*Written exercise*
Report only the number of lines that hold the word "What".

*Records for the exercise*

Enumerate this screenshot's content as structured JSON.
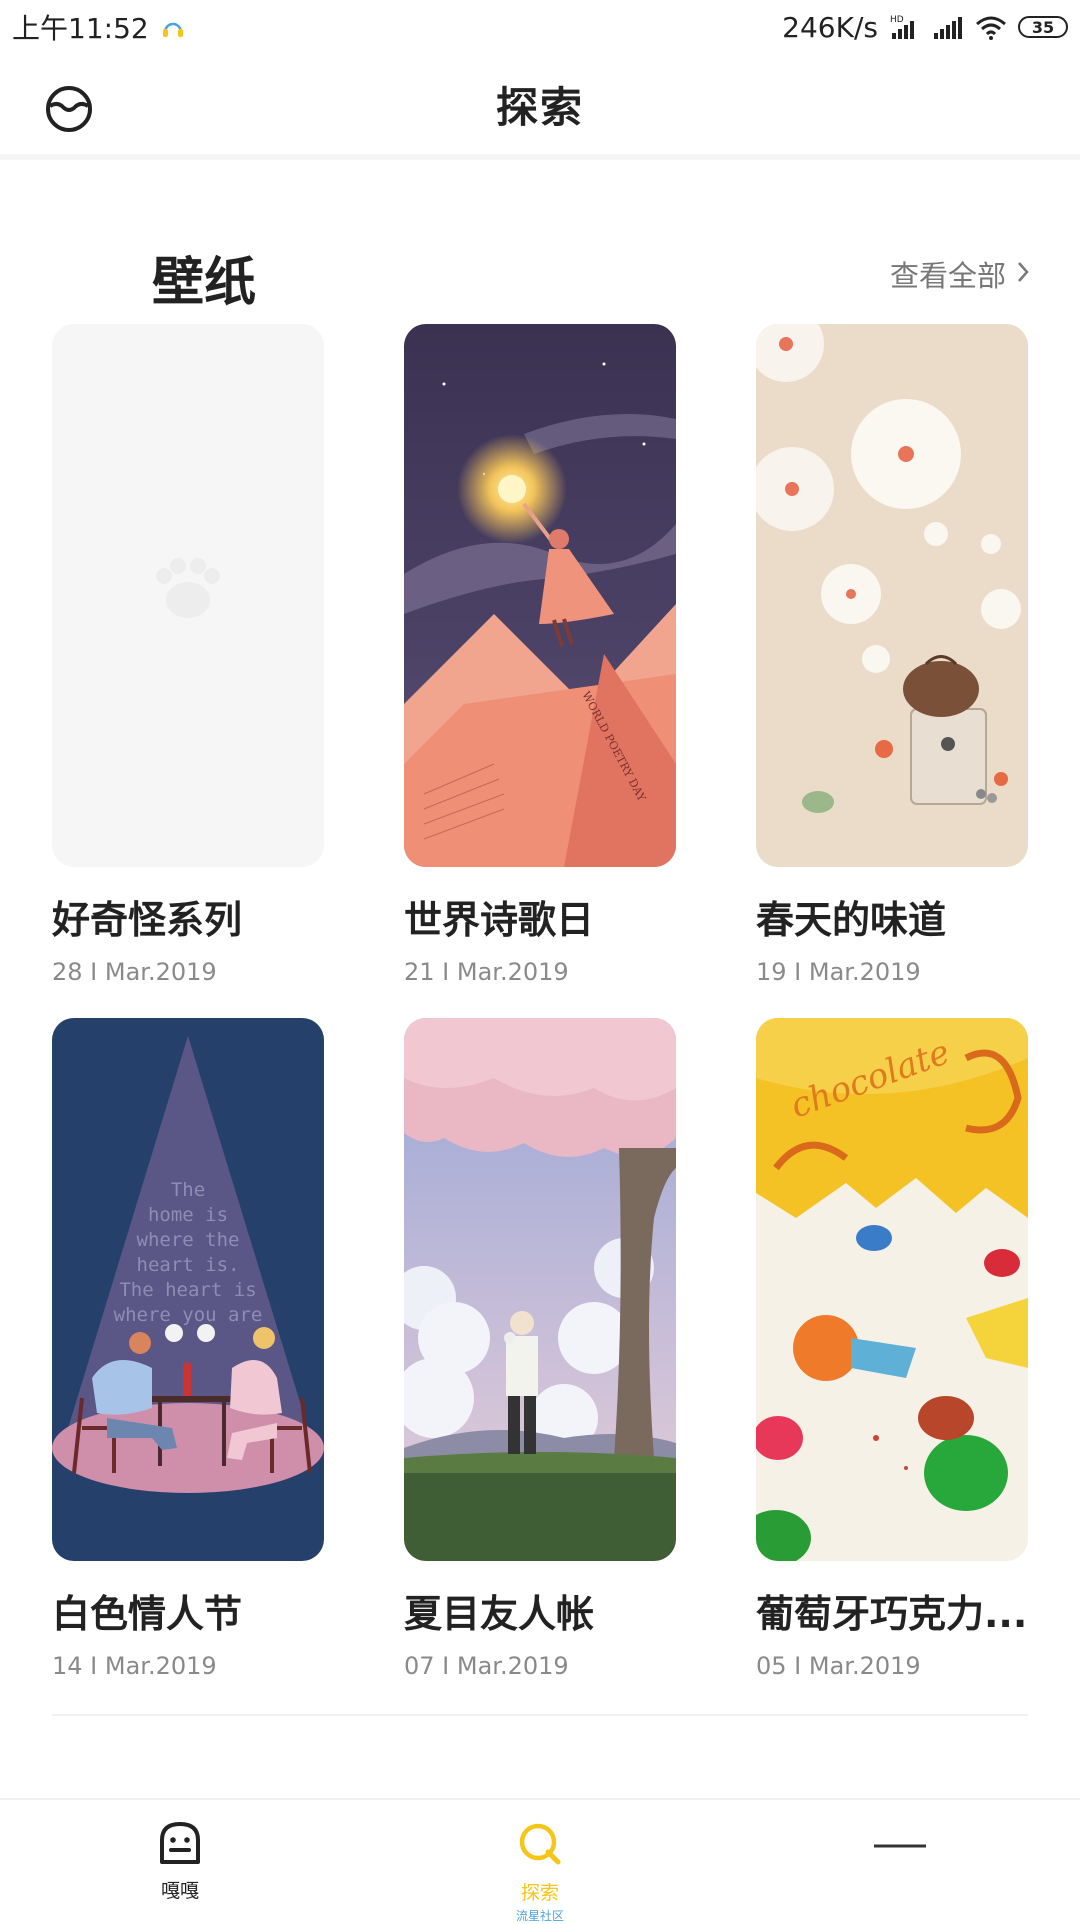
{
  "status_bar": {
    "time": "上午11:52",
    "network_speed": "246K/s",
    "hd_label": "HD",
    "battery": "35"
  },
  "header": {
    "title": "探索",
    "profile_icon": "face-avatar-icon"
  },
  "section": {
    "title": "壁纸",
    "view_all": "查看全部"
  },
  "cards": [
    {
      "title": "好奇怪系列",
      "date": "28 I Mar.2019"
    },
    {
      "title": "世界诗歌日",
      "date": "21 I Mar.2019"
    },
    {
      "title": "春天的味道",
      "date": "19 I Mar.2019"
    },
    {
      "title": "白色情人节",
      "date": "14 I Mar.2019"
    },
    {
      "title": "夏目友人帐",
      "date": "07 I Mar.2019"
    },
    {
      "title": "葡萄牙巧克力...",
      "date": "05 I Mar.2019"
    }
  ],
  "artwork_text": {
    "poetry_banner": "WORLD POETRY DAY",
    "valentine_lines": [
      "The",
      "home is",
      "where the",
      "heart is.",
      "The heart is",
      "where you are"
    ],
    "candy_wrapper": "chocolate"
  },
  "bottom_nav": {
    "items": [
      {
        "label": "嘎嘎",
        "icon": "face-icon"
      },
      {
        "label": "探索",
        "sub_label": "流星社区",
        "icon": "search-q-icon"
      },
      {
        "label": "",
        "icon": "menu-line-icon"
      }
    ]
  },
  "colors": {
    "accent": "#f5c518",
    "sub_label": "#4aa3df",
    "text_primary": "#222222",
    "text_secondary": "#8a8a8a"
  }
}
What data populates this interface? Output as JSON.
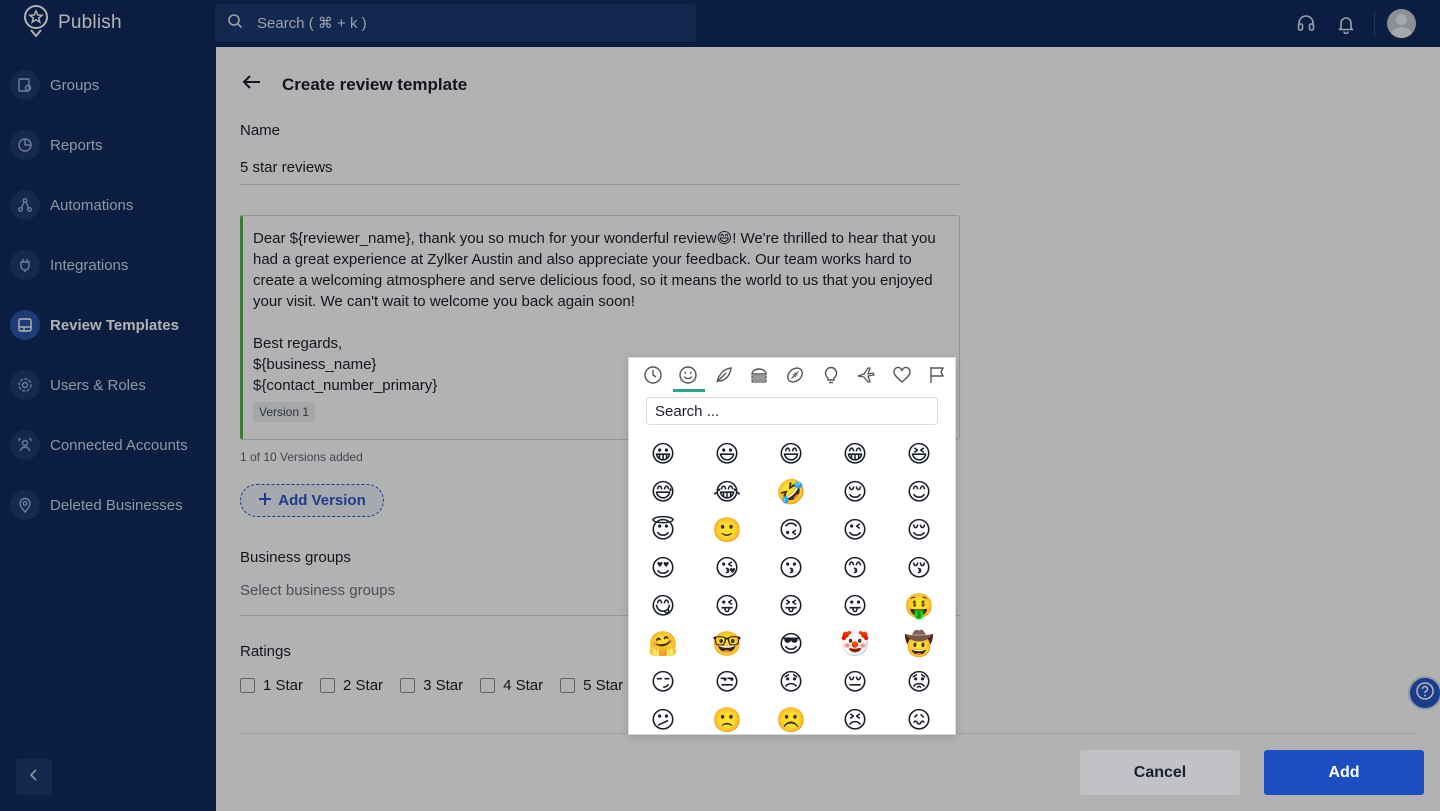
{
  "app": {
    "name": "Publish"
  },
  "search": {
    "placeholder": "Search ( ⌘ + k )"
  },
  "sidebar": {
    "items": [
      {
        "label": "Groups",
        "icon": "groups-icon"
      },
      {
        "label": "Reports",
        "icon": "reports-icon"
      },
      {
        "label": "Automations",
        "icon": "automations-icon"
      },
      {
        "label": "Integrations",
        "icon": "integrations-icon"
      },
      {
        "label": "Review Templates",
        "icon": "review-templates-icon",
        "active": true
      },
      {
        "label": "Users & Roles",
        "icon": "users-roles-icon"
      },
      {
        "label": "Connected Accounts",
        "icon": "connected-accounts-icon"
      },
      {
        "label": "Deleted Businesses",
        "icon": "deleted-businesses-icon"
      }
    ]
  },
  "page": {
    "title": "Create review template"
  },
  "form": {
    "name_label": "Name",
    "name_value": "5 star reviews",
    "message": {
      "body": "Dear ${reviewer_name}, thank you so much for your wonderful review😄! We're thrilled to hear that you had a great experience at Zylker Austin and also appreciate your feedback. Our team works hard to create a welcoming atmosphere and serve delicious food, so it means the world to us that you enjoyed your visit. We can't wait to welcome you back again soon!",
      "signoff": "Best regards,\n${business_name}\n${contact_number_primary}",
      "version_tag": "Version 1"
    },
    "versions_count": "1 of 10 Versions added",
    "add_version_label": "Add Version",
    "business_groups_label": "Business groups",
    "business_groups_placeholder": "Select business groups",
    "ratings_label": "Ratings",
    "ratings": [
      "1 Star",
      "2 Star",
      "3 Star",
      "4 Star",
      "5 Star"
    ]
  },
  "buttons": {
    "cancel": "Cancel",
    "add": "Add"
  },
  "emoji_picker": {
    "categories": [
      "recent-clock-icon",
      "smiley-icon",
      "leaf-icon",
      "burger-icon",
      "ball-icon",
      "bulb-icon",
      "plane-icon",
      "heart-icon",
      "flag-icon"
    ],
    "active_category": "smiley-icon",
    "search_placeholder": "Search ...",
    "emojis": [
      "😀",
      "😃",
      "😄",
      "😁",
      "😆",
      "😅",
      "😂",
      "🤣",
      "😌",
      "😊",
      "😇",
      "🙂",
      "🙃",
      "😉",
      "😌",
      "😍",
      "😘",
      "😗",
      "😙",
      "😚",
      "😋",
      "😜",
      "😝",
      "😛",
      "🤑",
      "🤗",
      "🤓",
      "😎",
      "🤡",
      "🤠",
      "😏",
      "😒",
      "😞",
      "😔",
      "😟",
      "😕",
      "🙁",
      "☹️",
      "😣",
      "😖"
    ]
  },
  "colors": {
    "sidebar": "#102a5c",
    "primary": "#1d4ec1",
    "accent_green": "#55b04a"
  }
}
...
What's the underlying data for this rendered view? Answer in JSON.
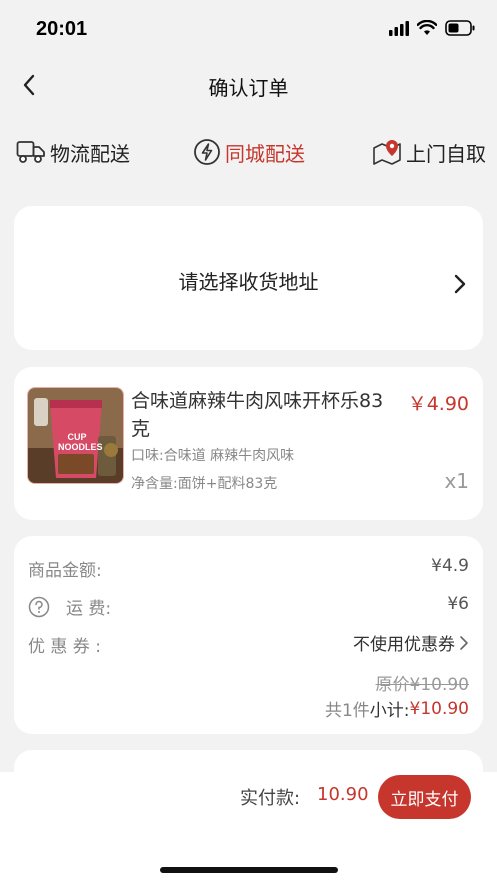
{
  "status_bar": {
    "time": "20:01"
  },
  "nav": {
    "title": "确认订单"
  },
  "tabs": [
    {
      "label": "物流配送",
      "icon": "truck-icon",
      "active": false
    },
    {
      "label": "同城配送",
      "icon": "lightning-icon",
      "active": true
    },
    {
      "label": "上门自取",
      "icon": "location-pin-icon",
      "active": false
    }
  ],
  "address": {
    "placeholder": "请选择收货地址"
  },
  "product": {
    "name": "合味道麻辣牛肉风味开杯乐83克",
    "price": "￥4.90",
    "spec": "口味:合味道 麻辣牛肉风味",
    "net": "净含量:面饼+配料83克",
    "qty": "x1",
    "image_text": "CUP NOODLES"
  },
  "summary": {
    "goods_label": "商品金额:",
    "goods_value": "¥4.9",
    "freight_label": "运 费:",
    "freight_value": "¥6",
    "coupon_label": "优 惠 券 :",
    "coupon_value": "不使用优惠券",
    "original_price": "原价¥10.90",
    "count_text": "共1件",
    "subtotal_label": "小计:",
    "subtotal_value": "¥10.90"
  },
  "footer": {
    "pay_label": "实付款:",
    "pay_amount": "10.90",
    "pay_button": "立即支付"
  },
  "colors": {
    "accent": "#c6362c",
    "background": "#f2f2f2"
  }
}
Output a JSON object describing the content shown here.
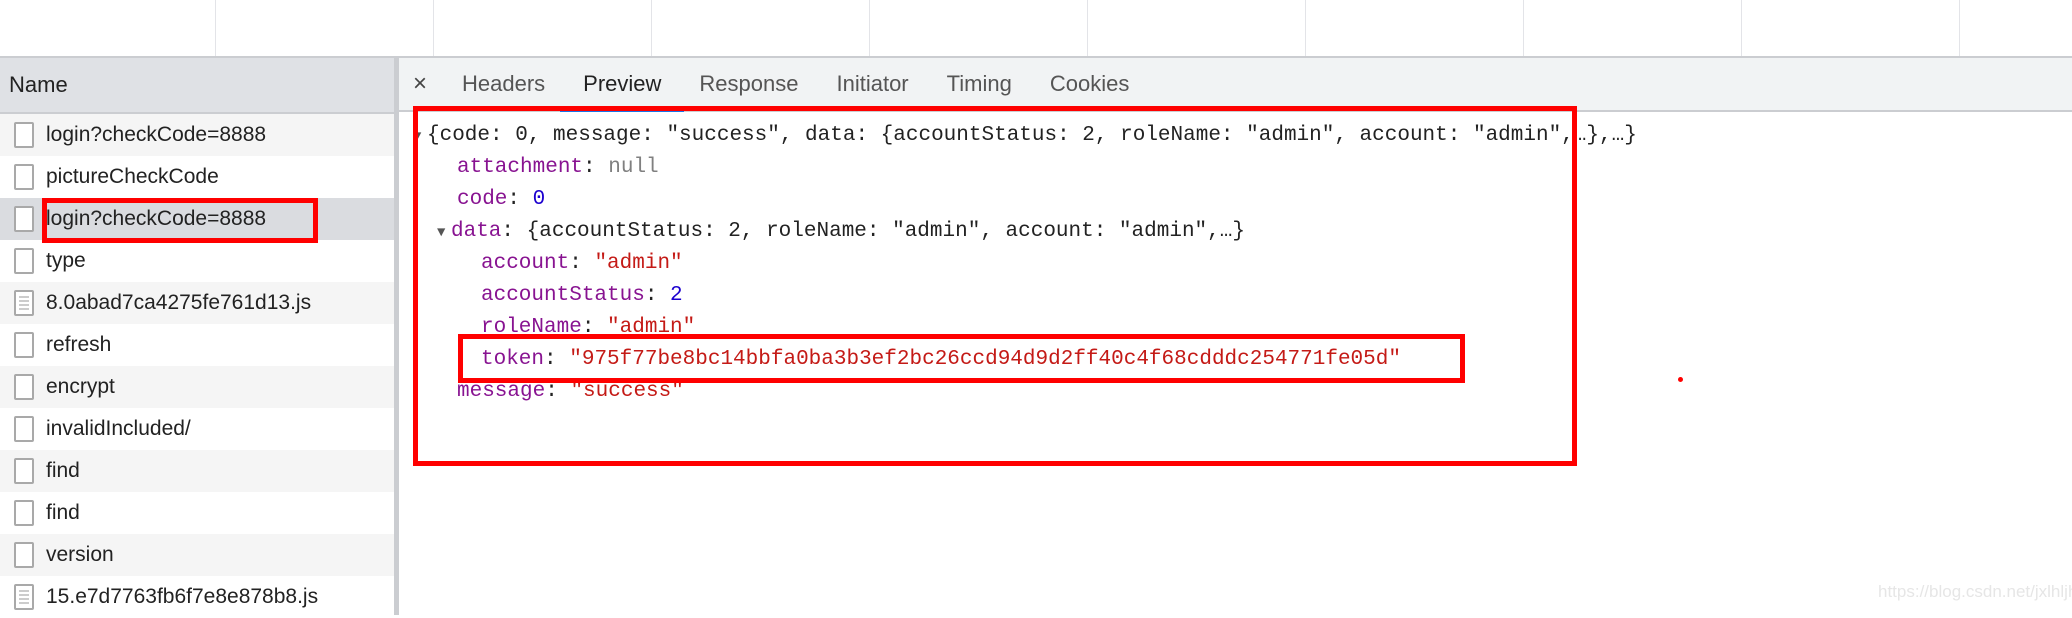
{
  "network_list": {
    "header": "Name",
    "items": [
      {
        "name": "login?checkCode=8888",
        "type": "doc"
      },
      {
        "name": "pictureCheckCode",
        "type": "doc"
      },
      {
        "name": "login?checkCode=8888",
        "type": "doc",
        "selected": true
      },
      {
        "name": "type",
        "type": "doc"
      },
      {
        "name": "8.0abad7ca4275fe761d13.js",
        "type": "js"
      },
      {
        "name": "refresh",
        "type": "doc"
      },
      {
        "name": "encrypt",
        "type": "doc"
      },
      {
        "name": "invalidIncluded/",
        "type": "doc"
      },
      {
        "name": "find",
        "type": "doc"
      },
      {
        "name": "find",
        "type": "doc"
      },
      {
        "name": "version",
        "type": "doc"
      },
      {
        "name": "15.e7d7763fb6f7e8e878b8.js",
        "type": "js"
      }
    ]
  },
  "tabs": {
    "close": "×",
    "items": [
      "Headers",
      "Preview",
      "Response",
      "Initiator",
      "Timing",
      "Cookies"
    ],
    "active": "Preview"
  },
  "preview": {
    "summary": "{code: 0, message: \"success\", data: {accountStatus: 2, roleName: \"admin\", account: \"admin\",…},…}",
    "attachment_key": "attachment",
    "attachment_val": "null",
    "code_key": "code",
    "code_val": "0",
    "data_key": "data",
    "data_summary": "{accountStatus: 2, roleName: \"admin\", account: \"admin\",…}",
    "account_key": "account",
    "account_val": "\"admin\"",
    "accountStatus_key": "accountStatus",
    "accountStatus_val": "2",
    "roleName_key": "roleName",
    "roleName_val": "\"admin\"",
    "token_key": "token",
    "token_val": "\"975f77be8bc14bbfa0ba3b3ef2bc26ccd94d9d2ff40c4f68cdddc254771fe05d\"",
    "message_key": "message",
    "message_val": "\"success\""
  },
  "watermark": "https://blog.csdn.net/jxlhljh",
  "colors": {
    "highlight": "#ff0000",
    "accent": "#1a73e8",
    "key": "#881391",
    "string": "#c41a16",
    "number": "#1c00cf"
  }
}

*Final answer*
2